▶ Stated goal:
Rewrite the data below with every "pass-time-label" swapped for "pass-label", changing nothing else.

▶ Exercise material:

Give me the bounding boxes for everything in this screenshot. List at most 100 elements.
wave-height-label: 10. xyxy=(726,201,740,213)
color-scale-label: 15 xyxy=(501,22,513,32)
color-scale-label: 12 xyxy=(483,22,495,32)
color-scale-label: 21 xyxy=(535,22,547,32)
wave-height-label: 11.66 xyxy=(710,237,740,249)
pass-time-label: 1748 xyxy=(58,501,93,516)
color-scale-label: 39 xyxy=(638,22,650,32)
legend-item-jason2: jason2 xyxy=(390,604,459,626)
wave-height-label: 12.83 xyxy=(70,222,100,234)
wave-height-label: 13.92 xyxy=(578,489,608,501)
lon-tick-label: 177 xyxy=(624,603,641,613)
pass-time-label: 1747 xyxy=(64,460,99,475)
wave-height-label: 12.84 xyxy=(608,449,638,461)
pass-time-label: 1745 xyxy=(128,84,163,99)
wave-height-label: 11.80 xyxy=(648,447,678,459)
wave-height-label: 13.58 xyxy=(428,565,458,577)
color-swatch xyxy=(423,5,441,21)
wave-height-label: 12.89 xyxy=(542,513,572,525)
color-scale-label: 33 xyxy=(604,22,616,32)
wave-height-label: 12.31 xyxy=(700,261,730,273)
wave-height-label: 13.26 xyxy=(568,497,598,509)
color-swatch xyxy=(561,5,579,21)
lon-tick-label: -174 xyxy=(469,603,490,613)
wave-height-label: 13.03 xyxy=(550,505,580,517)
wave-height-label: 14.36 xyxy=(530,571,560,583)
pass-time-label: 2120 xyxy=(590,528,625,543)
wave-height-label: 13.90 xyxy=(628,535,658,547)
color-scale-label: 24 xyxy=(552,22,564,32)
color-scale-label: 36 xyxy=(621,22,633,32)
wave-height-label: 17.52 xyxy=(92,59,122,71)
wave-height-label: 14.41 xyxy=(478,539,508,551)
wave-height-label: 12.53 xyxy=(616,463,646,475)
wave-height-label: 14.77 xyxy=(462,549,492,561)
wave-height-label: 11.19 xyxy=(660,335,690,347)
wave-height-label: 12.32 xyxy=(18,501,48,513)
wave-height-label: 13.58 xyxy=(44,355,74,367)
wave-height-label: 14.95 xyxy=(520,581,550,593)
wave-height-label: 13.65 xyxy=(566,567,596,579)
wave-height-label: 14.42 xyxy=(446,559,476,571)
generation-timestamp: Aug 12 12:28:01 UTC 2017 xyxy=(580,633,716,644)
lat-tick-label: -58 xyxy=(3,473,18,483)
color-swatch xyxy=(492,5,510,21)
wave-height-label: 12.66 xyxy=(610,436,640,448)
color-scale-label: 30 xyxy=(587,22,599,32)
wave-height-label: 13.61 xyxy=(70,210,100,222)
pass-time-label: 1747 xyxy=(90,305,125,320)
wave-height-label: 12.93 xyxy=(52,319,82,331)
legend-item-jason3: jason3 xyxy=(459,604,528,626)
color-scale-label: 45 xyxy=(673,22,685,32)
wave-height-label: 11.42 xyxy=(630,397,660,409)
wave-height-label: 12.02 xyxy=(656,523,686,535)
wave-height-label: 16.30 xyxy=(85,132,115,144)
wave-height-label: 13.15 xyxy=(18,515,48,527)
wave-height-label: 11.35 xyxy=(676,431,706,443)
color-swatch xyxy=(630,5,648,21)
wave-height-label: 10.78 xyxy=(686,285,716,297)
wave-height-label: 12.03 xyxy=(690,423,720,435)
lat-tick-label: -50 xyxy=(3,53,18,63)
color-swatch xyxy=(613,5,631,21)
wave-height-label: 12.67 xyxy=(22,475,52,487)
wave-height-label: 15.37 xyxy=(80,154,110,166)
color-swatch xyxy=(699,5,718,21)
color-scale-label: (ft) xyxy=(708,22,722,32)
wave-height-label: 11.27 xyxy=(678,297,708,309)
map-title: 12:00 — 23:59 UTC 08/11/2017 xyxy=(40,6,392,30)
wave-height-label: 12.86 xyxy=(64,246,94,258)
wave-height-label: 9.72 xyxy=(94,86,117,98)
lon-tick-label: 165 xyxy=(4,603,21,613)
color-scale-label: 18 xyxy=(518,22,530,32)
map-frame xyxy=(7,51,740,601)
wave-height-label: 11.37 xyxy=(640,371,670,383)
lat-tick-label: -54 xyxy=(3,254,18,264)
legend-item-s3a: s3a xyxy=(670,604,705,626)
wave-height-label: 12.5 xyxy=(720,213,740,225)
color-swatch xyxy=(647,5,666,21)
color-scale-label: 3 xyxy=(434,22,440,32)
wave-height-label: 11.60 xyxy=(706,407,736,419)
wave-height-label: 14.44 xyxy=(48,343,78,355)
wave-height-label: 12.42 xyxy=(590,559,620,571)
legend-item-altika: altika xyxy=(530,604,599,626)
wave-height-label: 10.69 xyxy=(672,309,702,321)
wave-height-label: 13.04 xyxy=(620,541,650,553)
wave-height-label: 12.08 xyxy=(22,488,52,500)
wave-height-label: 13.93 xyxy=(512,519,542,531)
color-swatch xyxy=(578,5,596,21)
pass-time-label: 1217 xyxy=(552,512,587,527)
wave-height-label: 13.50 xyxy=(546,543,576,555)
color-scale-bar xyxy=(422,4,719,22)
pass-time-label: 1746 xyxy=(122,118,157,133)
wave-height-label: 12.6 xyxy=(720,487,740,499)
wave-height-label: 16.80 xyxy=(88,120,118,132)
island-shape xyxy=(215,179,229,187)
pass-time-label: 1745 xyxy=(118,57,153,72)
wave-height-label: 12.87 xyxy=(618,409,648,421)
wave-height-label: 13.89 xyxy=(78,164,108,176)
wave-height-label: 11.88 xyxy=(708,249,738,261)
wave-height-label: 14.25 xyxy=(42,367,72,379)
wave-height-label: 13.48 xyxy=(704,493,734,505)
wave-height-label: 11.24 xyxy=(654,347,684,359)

▶ Exercise output:
Give me the bounding boxes for everything in this screenshot. List at most 100 elements.
wave-height-label: 10. xyxy=(726,201,740,213)
color-scale-label: 15 xyxy=(501,22,513,32)
color-scale-label: 12 xyxy=(483,22,495,32)
color-scale-label: 21 xyxy=(535,22,547,32)
wave-height-label: 11.66 xyxy=(710,237,740,249)
pass-label: 1748 xyxy=(58,501,93,516)
color-scale-label: 39 xyxy=(638,22,650,32)
legend-item-jason2: jason2 xyxy=(390,604,459,626)
wave-height-label: 12.83 xyxy=(70,222,100,234)
wave-height-label: 13.92 xyxy=(578,489,608,501)
lon-tick-label: 177 xyxy=(624,603,641,613)
pass-label: 1747 xyxy=(64,460,99,475)
wave-height-label: 12.84 xyxy=(608,449,638,461)
pass-label: 1745 xyxy=(128,84,163,99)
wave-height-label: 11.80 xyxy=(648,447,678,459)
wave-height-label: 13.58 xyxy=(428,565,458,577)
color-swatch xyxy=(423,5,441,21)
wave-height-label: 12.89 xyxy=(542,513,572,525)
color-scale-label: 33 xyxy=(604,22,616,32)
wave-height-label: 12.31 xyxy=(700,261,730,273)
wave-height-label: 13.26 xyxy=(568,497,598,509)
color-swatch xyxy=(561,5,579,21)
lon-tick-label: -174 xyxy=(469,603,490,613)
wave-height-label: 13.03 xyxy=(550,505,580,517)
wave-height-label: 14.36 xyxy=(530,571,560,583)
pass-label: 2120 xyxy=(590,528,625,543)
wave-height-label: 13.90 xyxy=(628,535,658,547)
color-scale-label: 24 xyxy=(552,22,564,32)
color-scale-label: 36 xyxy=(621,22,633,32)
wave-height-label: 17.52 xyxy=(92,59,122,71)
wave-height-label: 14.41 xyxy=(478,539,508,551)
wave-height-label: 12.53 xyxy=(616,463,646,475)
wave-height-label: 14.77 xyxy=(462,549,492,561)
wave-height-label: 11.19 xyxy=(660,335,690,347)
wave-height-label: 12.32 xyxy=(18,501,48,513)
wave-height-label: 13.58 xyxy=(44,355,74,367)
wave-height-label: 14.95 xyxy=(520,581,550,593)
wave-height-label: 13.65 xyxy=(566,567,596,579)
wave-height-label: 14.42 xyxy=(446,559,476,571)
generation-timestamp: Aug 12 12:28:01 UTC 2017 xyxy=(580,633,716,644)
lat-tick-label: -58 xyxy=(3,473,18,483)
color-swatch xyxy=(492,5,510,21)
wave-height-label: 12.66 xyxy=(610,436,640,448)
color-scale-label: 30 xyxy=(587,22,599,32)
wave-height-label: 13.61 xyxy=(70,210,100,222)
pass-label: 1747 xyxy=(90,305,125,320)
wave-height-label: 12.93 xyxy=(52,319,82,331)
legend-item-jason3: jason3 xyxy=(459,604,528,626)
color-scale-label: 45 xyxy=(673,22,685,32)
wave-height-label: 11.42 xyxy=(630,397,660,409)
wave-height-label: 12.02 xyxy=(656,523,686,535)
wave-height-label: 16.30 xyxy=(85,132,115,144)
wave-height-label: 13.15 xyxy=(18,515,48,527)
wave-height-label: 11.35 xyxy=(676,431,706,443)
color-swatch xyxy=(630,5,648,21)
wave-height-label: 10.78 xyxy=(686,285,716,297)
wave-height-label: 12.03 xyxy=(690,423,720,435)
lat-tick-label: -50 xyxy=(3,53,18,63)
color-swatch xyxy=(613,5,631,21)
wave-height-label: 12.67 xyxy=(22,475,52,487)
wave-height-label: 15.37 xyxy=(80,154,110,166)
color-swatch xyxy=(699,5,718,21)
color-scale-label: (ft) xyxy=(708,22,722,32)
wave-height-label: 11.27 xyxy=(678,297,708,309)
map-title: 12:00 — 23:59 UTC 08/11/2017 xyxy=(40,6,392,30)
wave-height-label: 12.86 xyxy=(64,246,94,258)
wave-height-label: 9.72 xyxy=(94,86,117,98)
lon-tick-label: 165 xyxy=(4,603,21,613)
color-scale-label: 18 xyxy=(518,22,530,32)
map-frame xyxy=(7,51,740,601)
wave-height-label: 11.37 xyxy=(640,371,670,383)
lat-tick-label: -54 xyxy=(3,254,18,264)
legend-item-s3a: s3a xyxy=(670,604,705,626)
wave-height-label: 12.5 xyxy=(720,213,740,225)
color-swatch xyxy=(647,5,666,21)
color-scale-label: 3 xyxy=(434,22,440,32)
wave-height-label: 11.60 xyxy=(706,407,736,419)
wave-height-label: 14.44 xyxy=(48,343,78,355)
wave-height-label: 12.42 xyxy=(590,559,620,571)
legend-item-altika: altika xyxy=(530,604,599,626)
wave-height-label: 10.69 xyxy=(672,309,702,321)
wave-height-label: 13.04 xyxy=(620,541,650,553)
wave-height-label: 12.08 xyxy=(22,488,52,500)
wave-height-label: 13.93 xyxy=(512,519,542,531)
color-swatch xyxy=(578,5,596,21)
pass-label: 1217 xyxy=(552,512,587,527)
wave-height-label: 13.50 xyxy=(546,543,576,555)
color-scale-bar xyxy=(422,4,719,22)
pass-label: 1746 xyxy=(122,118,157,133)
wave-height-label: 12.6 xyxy=(720,487,740,499)
wave-height-label: 16.80 xyxy=(88,120,118,132)
island-shape xyxy=(215,179,229,187)
pass-label: 1745 xyxy=(118,57,153,72)
wave-height-label: 12.87 xyxy=(618,409,648,421)
wave-height-label: 13.89 xyxy=(78,164,108,176)
wave-height-label: 11.88 xyxy=(708,249,738,261)
wave-height-label: 14.25 xyxy=(42,367,72,379)
wave-height-label: 13.48 xyxy=(704,493,734,505)
wave-height-label: 11.24 xyxy=(654,347,684,359)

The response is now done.